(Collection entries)
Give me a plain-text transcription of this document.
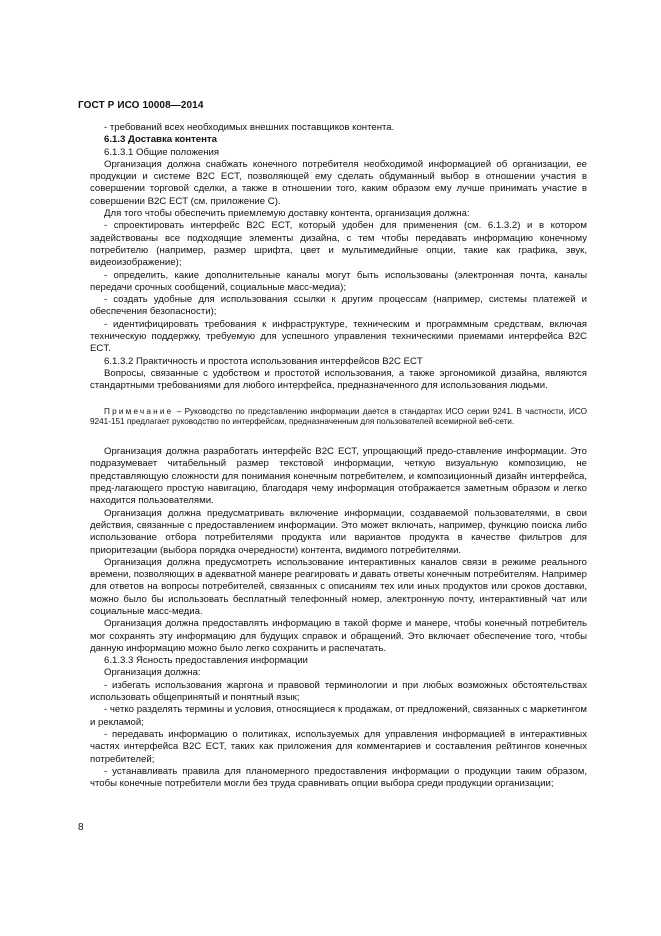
ГОСТ Р ИСО 10008—2014

- требований всех необходимых внешних поставщиков контента.

6.1.3 Доставка контента

6.1.3.1 Общие положения

Организация должна снабжать конечного потребителя необходимой информацией об организации, ее продукции и системе B2C ECT, позволяющей ему сделать обдуманный выбор в отношении участия в совершении торговой сделки, а также в отношении того, каким образом ему лучше принимать участие в совершении B2C ECT (см. приложение С).

Для того чтобы обеспечить приемлемую доставку контента, организация должна:

- спроектировать интерфейс B2C ECT, который удобен для применения (см. 6.1.3.2) и в котором задействованы все подходящие элементы дизайна, с тем чтобы передавать информацию конечному потребителю (например, размер шрифта, цвет и мультимедийные опции, такие как графика, звук, видеоизображение);

- определить, какие дополнительные каналы могут быть использованы (электронная почта, каналы передачи срочных сообщений, социальные масс-медиа);

- создать удобные для использования ссылки к другим процессам (например, системы платежей и обеспечения безопасности);

- идентифицировать требования к инфраструктуре, техническим и программным средствам, включая техническую поддержку, требуемую для успешного управления техническими приемами интерфейса B2C ECT.

6.1.3.2 Практичность и простота использования интерфейсов B2C ECT

Вопросы, связанные с удобством и простотой использования, а также эргономикой дизайна, являются стандартными требованиями для любого интерфейса, предназначенного для использования людьми.

Примечание – Руководство по представлению информации дается в стандартах ИСО серии 9241. В частности, ИСО 9241-151 предлагает руководство по интерфейсам, предназначенным для пользователей всемирной веб-сети.

Организация должна разработать интерфейс B2C ECT, упрощающий предо-ставление информации. Это подразумевает читабельный размер текстовой информации, четкую визуальную композицию, не представляющую сложности для понимания конечным потребителем, и композиционный дизайн интерфейса, пред-лагающего простую навигацию, благодаря чему информация отображается заметным образом и легко находится пользователями.

Организация должна предусматривать включение информации, создаваемой пользователями, в свои действия, связанные с предоставлением информации. Это может включать, например, функцию поиска либо использование отбора потребителями продукта или вариантов продукта в качестве фильтров для приоритезации (выбора порядка очередности) контента, видимого потребителями.

Организация должна предусмотреть использование интерактивных каналов связи в режиме реального времени, позволяющих в адекватной манере реагировать и давать ответы конечным потребителям. Например для ответов на вопросы потребителей, связанных с описаниям тех или иных продуктов или сроков доставки, можно было бы использовать бесплатный телефонный номер, электронную почту, интерактивный чат или социальные масс-медиа.

Организация должна предоставлять информацию в такой форме и манере, чтобы конечный потребитель мог сохранять эту информацию для будущих справок и обращений. Это включает обеспечение того, чтобы данную информацию можно было легко сохранить и распечатать.

6.1.3.3 Ясность предоставления информации

Организация должна:

- избегать использования жаргона и правовой терминологии и при любых возможных обстоятельствах использовать общепринятый и понятный язык;

- четко разделять термины и условия, относящиеся к продажам, от предложений, связанных с маркетингом и рекламой;

- передавать информацию о политиках, используемых для управления информацией в интерактивных частях интерфейса B2C ECT, таких как приложения для комментариев и составления рейтингов конечных потребителей;

- устанавливать правила для планомерного предоставления информации о продукции таким образом, чтобы конечные потребители могли без труда сравнивать опции выбора среди продукции организации;

8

* [Task]: Pictures stay out; reproduce every line of the records exactly.

* [Task output]:
Give me a plain-text transcription of this document.
ГОСТ Р ИСО 10008—2014

- требований всех необходимых внешних поставщиков контента.

6.1.3 Доставка контента

6.1.3.1 Общие положения

Организация должна снабжать конечного потребителя необходимой информацией об организации, ее продукции и системе B2C ECT, позволяющей ему сделать обдуманный выбор в отношении участия в совершении торговой сделки, а также в отношении того, каким образом ему лучше принимать участие в совершении B2C ECT (см. приложение С).

Для того чтобы обеспечить приемлемую доставку контента, организация должна:

- спроектировать интерфейс B2C ECT, который удобен для применения (см. 6.1.3.2) и в котором задействованы все подходящие элементы дизайна, с тем чтобы передавать информацию конечному потребителю (например, размер шрифта, цвет и мультимедийные опции, такие как графика, звук, видеоизображение);

- определить, какие дополнительные каналы могут быть использованы (электронная почта, каналы передачи срочных сообщений, социальные масс-медиа);

- создать удобные для использования ссылки к другим процессам (например, системы платежей и обеспечения безопасности);

- идентифицировать требования к инфраструктуре, техническим и программным средствам, включая техническую поддержку, требуемую для успешного управления техническими приемами интерфейса B2C ECT.

6.1.3.2 Практичность и простота использования интерфейсов B2C ECT

Вопросы, связанные с удобством и простотой использования, а также эргономикой дизайна, являются стандартными требованиями для любого интерфейса, предназначенного для использования людьми.

Примечание – Руководство по представлению информации дается в стандартах ИСО серии 9241. В частности, ИСО 9241-151 предлагает руководство по интерфейсам, предназначенным для пользователей всемирной веб-сети.

Организация должна разработать интерфейс B2C ECT, упрощающий предо-ставление информации. Это подразумевает читабельный размер текстовой информации, четкую визуальную композицию, не представляющую сложности для понимания конечным потребителем, и композиционный дизайн интерфейса, пред-лагающего простую навигацию, благодаря чему информация отображается заметным образом и легко находится пользователями.

Организация должна предусматривать включение информации, создаваемой пользователями, в свои действия, связанные с предоставлением информации. Это может включать, например, функцию поиска либо использование отбора потребителями продукта или вариантов продукта в качестве фильтров для приоритезации (выбора порядка очередности) контента, видимого потребителями.

Организация должна предусмотреть использование интерактивных каналов связи в режиме реального времени, позволяющих в адекватной манере реагировать и давать ответы конечным потребителям. Например для ответов на вопросы потребителей, связанных с описаниям тех или иных продуктов или сроков доставки, можно было бы использовать бесплатный телефонный номер, электронную почту, интерактивный чат или социальные масс-медиа.

Организация должна предоставлять информацию в такой форме и манере, чтобы конечный потребитель мог сохранять эту информацию для будущих справок и обращений. Это включает обеспечение того, чтобы данную информацию можно было легко сохранить и распечатать.

6.1.3.3 Ясность предоставления информации

Организация должна:

- избегать использования жаргона и правовой терминологии и при любых возможных обстоятельствах использовать общепринятый и понятный язык;

- четко разделять термины и условия, относящиеся к продажам, от предложений, связанных с маркетингом и рекламой;

- передавать информацию о политиках, используемых для управления информацией в интерактивных частях интерфейса B2C ECT, таких как приложения для комментариев и составления рейтингов конечных потребителей;

- устанавливать правила для планомерного предоставления информации о продукции таким образом, чтобы конечные потребители могли без труда сравнивать опции выбора среди продукции организации;

8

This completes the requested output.